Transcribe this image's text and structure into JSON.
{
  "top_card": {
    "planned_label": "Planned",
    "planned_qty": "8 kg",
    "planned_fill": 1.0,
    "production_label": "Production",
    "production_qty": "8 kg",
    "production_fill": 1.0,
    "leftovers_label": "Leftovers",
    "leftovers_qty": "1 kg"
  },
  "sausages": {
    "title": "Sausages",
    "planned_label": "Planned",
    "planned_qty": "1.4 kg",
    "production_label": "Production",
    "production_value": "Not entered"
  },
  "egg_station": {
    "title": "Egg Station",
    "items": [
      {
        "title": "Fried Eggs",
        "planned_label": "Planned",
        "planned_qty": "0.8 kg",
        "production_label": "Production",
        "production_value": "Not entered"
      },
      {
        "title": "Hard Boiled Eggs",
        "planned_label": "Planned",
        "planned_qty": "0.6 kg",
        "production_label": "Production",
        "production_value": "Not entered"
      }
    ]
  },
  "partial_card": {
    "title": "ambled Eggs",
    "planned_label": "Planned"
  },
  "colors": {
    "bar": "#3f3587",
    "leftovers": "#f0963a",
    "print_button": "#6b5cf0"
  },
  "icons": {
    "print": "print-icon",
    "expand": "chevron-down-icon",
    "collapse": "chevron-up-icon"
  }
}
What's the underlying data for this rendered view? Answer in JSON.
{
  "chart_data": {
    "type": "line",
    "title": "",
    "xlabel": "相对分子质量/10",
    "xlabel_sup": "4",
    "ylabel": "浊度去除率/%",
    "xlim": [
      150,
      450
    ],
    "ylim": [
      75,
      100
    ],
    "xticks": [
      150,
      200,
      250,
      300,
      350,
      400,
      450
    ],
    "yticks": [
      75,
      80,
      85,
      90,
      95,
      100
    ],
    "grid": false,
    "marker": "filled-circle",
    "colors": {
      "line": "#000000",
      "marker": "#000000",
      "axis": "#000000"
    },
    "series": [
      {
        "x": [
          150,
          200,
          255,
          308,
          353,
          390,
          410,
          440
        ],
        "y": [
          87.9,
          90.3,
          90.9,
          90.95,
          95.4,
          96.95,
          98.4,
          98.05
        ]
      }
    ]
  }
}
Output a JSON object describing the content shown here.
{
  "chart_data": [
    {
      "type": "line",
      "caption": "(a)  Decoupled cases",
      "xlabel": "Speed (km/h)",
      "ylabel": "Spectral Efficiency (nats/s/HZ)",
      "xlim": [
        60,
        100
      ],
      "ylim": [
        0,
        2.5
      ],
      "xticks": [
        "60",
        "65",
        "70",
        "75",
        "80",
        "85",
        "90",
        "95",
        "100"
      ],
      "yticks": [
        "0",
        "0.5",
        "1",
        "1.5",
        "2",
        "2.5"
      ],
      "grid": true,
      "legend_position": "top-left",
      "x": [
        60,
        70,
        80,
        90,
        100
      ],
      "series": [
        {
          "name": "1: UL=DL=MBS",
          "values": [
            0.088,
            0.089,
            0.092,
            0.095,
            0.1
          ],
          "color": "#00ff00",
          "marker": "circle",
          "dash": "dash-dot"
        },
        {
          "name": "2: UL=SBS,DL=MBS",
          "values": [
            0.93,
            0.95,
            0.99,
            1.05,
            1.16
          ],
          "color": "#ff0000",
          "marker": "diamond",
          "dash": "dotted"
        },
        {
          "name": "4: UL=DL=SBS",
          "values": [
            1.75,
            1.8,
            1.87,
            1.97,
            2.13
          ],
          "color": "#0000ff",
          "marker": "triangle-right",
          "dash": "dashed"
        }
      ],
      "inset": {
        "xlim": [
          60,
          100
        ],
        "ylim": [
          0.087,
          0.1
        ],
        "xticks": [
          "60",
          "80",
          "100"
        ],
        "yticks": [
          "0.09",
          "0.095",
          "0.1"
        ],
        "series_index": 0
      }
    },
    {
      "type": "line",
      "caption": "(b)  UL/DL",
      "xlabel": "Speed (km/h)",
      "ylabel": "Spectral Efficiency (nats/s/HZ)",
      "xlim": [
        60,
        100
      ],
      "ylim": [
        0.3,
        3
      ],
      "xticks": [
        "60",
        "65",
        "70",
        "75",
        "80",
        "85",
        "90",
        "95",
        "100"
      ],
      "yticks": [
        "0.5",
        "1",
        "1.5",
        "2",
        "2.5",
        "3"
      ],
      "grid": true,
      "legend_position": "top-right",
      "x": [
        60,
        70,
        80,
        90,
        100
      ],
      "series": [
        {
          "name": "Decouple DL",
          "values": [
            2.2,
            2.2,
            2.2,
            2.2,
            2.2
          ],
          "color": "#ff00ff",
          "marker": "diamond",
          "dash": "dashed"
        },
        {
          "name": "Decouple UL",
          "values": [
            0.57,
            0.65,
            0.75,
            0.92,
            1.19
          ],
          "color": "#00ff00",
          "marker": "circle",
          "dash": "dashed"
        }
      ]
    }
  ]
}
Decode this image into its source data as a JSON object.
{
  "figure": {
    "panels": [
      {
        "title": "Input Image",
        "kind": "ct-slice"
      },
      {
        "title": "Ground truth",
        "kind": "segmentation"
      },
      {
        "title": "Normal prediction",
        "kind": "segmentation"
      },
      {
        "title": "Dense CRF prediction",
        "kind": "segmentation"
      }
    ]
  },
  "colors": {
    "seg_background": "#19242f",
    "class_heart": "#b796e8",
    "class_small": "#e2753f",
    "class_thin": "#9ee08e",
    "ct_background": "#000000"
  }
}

§

Objective
Lines holding the word "marker" should be counted across the entries; state only how many there are.

Result below
7